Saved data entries
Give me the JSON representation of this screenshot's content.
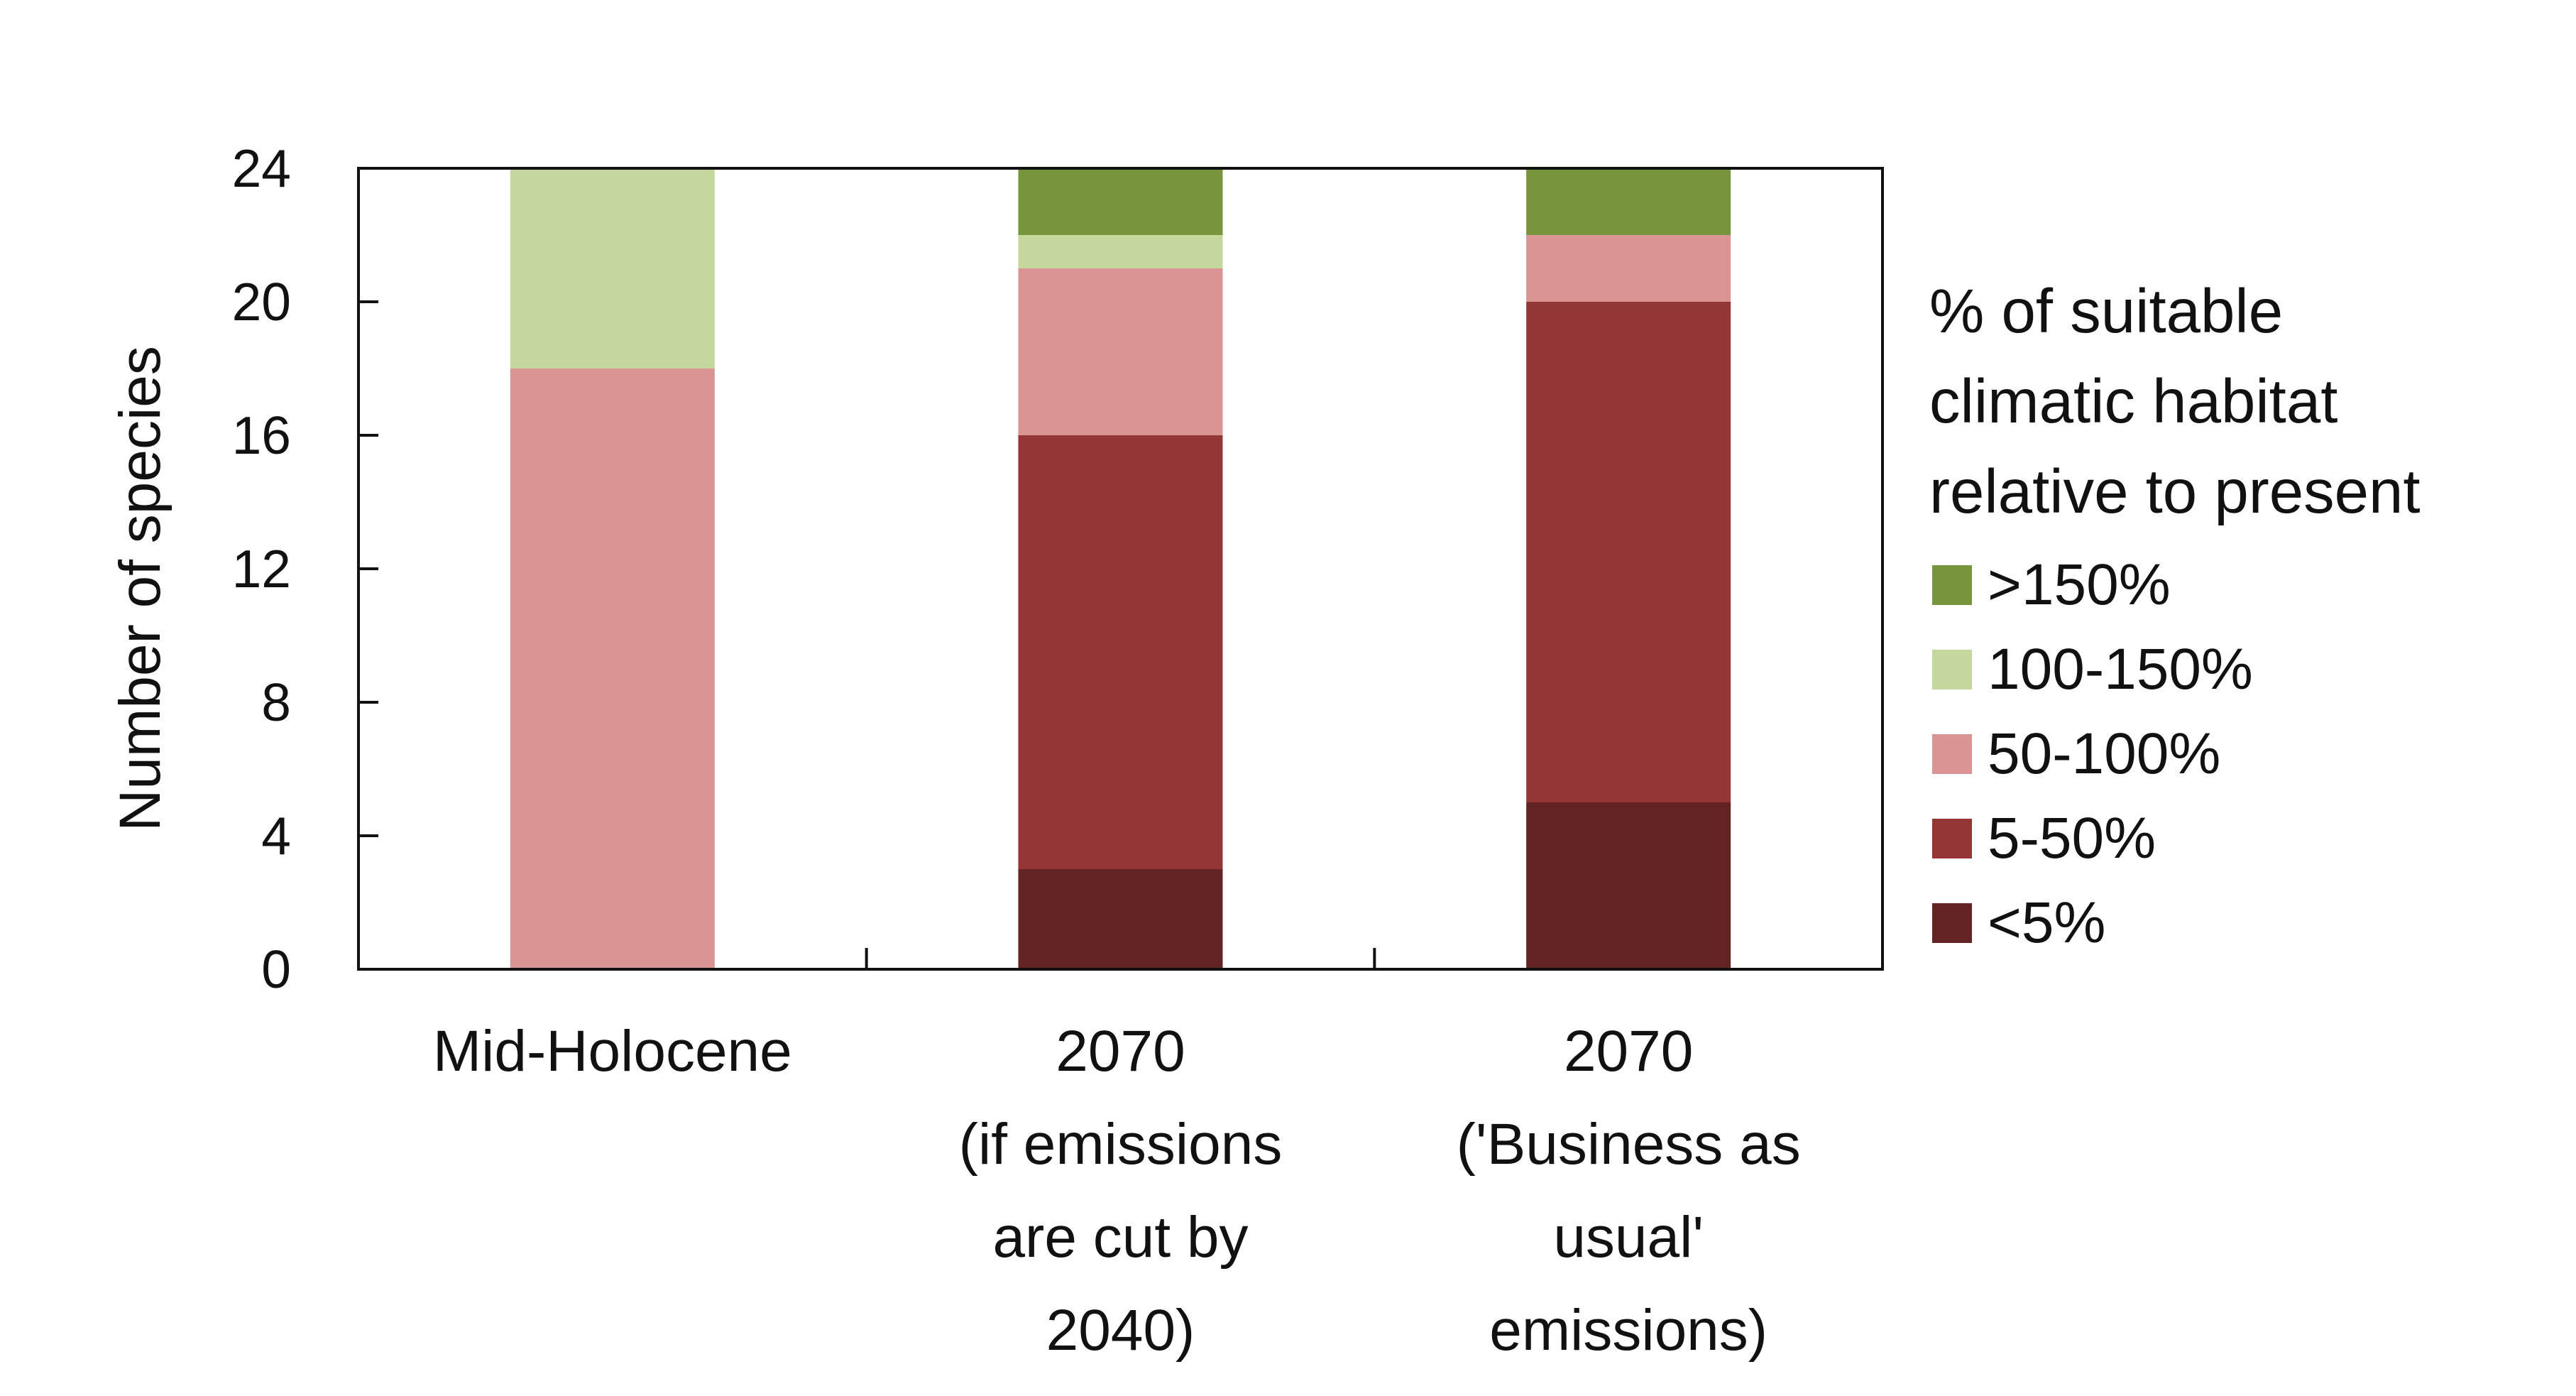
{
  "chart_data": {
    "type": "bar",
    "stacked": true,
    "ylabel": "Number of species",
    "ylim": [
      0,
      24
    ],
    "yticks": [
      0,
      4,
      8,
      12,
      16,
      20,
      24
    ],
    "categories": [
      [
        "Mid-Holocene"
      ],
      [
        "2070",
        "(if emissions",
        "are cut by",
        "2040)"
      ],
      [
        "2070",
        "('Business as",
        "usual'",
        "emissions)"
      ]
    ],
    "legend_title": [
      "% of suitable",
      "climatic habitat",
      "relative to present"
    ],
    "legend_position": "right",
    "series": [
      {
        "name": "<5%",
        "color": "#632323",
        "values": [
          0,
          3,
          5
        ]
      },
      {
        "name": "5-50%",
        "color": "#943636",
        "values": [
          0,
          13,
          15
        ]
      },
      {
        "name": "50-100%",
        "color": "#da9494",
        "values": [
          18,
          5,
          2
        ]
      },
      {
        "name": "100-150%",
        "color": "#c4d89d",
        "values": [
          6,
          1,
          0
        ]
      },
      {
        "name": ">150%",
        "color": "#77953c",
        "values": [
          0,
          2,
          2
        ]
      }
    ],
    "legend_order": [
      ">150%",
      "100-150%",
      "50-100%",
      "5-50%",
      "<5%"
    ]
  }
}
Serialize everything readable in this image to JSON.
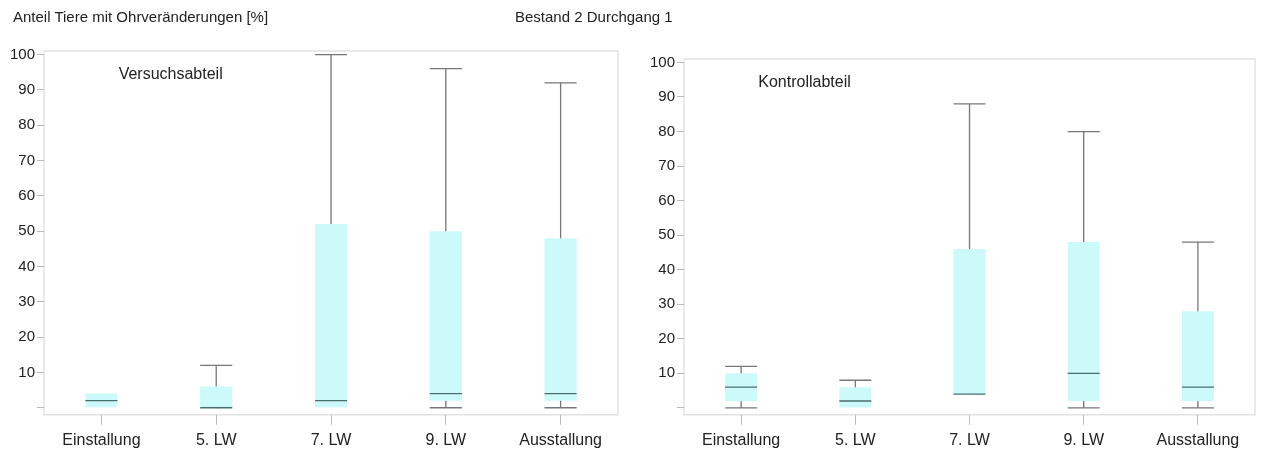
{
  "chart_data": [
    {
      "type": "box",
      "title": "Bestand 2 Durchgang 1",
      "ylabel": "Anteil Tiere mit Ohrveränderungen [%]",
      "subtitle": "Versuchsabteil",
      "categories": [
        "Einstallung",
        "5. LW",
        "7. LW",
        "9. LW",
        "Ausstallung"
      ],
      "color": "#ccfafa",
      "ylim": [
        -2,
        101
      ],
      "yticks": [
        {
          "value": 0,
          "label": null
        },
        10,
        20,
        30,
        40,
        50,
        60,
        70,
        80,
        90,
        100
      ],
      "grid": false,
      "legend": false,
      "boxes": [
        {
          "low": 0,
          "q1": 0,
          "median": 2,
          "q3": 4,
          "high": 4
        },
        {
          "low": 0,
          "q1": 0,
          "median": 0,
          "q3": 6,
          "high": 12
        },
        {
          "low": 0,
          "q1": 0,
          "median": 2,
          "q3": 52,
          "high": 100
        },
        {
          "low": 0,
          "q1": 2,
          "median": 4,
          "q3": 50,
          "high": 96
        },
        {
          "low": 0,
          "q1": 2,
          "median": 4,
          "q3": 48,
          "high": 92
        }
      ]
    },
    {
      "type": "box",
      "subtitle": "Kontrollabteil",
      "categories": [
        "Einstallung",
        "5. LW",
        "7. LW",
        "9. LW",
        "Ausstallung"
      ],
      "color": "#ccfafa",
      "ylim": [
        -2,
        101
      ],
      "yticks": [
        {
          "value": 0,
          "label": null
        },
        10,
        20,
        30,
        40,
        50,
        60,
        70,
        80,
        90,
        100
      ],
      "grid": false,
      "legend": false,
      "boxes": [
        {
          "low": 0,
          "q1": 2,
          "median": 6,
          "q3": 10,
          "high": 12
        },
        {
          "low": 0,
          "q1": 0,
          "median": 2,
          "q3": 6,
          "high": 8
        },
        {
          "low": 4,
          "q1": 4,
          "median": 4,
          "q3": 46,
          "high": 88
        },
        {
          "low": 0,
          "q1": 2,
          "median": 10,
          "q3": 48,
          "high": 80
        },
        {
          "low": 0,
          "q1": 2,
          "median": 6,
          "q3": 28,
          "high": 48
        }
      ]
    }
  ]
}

**Given exercise:** Extract, from the material above, each line holding the word "subtitle".

**Solution to the exercise:**
      "subtitle": "Versuchsabteil",
      "subtitle": "Kontrollabteil",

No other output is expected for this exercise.